=== Data section ===

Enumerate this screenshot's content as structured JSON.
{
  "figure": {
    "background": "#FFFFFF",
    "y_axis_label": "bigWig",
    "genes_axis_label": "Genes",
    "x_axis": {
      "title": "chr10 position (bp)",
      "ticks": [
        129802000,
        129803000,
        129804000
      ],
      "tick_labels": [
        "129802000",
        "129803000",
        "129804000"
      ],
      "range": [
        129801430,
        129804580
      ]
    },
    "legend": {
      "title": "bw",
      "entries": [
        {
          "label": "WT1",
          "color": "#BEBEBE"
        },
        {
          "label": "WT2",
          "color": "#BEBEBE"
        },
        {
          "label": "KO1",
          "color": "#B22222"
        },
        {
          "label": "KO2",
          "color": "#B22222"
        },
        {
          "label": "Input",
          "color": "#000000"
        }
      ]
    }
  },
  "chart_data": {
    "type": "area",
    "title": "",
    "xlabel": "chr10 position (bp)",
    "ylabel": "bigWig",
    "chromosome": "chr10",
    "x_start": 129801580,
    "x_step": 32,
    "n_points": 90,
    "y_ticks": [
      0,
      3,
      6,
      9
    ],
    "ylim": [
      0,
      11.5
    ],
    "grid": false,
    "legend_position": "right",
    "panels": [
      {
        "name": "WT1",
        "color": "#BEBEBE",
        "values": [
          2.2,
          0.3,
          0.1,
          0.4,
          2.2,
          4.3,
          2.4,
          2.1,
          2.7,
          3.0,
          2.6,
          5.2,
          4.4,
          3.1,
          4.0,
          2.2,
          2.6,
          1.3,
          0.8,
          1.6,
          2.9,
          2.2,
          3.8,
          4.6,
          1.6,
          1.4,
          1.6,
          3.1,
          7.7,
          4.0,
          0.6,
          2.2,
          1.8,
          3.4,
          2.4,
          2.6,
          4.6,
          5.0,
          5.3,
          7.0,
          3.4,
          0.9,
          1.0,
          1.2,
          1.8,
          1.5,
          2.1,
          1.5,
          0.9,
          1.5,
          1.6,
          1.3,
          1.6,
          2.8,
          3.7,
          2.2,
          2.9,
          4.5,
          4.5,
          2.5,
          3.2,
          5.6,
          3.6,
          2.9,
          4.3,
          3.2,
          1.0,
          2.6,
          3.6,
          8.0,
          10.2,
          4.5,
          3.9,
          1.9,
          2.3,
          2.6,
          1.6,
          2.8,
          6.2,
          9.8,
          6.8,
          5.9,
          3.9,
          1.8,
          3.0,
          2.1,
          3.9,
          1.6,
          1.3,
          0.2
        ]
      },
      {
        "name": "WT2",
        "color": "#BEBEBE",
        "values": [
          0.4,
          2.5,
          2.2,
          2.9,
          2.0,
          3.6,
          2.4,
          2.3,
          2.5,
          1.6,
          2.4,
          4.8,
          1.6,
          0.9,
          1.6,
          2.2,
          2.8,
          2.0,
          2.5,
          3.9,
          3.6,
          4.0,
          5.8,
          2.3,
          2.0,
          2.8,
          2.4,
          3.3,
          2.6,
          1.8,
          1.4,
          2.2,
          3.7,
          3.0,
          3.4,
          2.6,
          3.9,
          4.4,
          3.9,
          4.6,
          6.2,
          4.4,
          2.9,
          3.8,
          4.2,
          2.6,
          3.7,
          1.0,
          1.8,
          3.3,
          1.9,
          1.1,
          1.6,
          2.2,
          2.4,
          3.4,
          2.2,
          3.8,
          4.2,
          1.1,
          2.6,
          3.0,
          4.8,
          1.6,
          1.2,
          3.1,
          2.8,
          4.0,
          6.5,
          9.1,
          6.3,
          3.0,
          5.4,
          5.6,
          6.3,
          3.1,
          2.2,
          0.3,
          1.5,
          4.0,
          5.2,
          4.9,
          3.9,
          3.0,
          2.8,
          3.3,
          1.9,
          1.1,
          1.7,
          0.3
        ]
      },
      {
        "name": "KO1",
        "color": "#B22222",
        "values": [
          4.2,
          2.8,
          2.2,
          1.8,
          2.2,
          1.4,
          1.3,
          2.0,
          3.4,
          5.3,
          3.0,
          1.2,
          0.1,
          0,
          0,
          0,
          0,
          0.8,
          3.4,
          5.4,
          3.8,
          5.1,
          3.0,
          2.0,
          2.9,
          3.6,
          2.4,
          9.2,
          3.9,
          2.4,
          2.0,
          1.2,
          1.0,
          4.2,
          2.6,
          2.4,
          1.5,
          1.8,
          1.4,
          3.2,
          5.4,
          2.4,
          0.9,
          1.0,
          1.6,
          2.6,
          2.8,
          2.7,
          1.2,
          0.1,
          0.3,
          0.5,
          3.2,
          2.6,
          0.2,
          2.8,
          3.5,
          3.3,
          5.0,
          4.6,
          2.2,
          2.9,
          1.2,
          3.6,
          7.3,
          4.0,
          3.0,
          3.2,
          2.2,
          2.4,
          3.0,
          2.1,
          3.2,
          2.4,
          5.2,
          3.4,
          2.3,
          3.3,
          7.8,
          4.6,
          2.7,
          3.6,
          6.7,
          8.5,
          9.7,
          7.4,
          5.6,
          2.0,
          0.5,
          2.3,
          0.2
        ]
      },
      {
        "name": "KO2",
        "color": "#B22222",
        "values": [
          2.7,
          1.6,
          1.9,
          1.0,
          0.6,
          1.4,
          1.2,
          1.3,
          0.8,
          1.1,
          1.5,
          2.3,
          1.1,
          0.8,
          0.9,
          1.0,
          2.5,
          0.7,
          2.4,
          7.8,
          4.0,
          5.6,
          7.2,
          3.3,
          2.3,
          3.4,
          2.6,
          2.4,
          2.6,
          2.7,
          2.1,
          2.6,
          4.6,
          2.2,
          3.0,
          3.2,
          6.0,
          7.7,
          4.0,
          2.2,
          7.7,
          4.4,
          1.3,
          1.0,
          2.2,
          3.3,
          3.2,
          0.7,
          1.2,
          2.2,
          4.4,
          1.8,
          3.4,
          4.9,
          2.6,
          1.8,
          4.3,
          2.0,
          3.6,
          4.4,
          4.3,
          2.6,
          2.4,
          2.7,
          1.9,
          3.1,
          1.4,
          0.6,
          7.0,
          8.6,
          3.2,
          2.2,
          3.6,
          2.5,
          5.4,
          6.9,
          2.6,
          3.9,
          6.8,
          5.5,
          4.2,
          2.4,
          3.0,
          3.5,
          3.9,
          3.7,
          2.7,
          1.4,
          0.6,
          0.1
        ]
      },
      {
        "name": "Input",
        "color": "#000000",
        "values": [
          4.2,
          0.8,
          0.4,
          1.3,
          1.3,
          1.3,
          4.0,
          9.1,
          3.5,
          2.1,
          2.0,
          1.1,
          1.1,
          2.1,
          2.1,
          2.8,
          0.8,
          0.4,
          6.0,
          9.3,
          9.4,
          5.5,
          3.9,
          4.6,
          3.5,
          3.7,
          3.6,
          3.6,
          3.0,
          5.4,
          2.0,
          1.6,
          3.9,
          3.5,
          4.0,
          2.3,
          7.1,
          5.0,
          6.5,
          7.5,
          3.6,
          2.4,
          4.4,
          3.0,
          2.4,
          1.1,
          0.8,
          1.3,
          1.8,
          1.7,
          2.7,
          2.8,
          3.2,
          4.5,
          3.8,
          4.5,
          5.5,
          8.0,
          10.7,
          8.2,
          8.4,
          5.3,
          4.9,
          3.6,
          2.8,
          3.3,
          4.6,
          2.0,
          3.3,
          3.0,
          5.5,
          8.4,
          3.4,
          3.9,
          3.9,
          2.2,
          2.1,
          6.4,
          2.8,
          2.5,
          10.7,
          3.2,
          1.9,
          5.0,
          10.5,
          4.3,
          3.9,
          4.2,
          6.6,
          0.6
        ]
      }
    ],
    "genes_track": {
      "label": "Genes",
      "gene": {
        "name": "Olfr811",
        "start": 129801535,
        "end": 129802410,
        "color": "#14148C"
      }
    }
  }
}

===

What to work on
Lines that hold "title" are the ones to copy, so pick each out from the data.

Solution to the problem
      "title": "chr10 position (bp)",
      "title": "bw",
    "title": "",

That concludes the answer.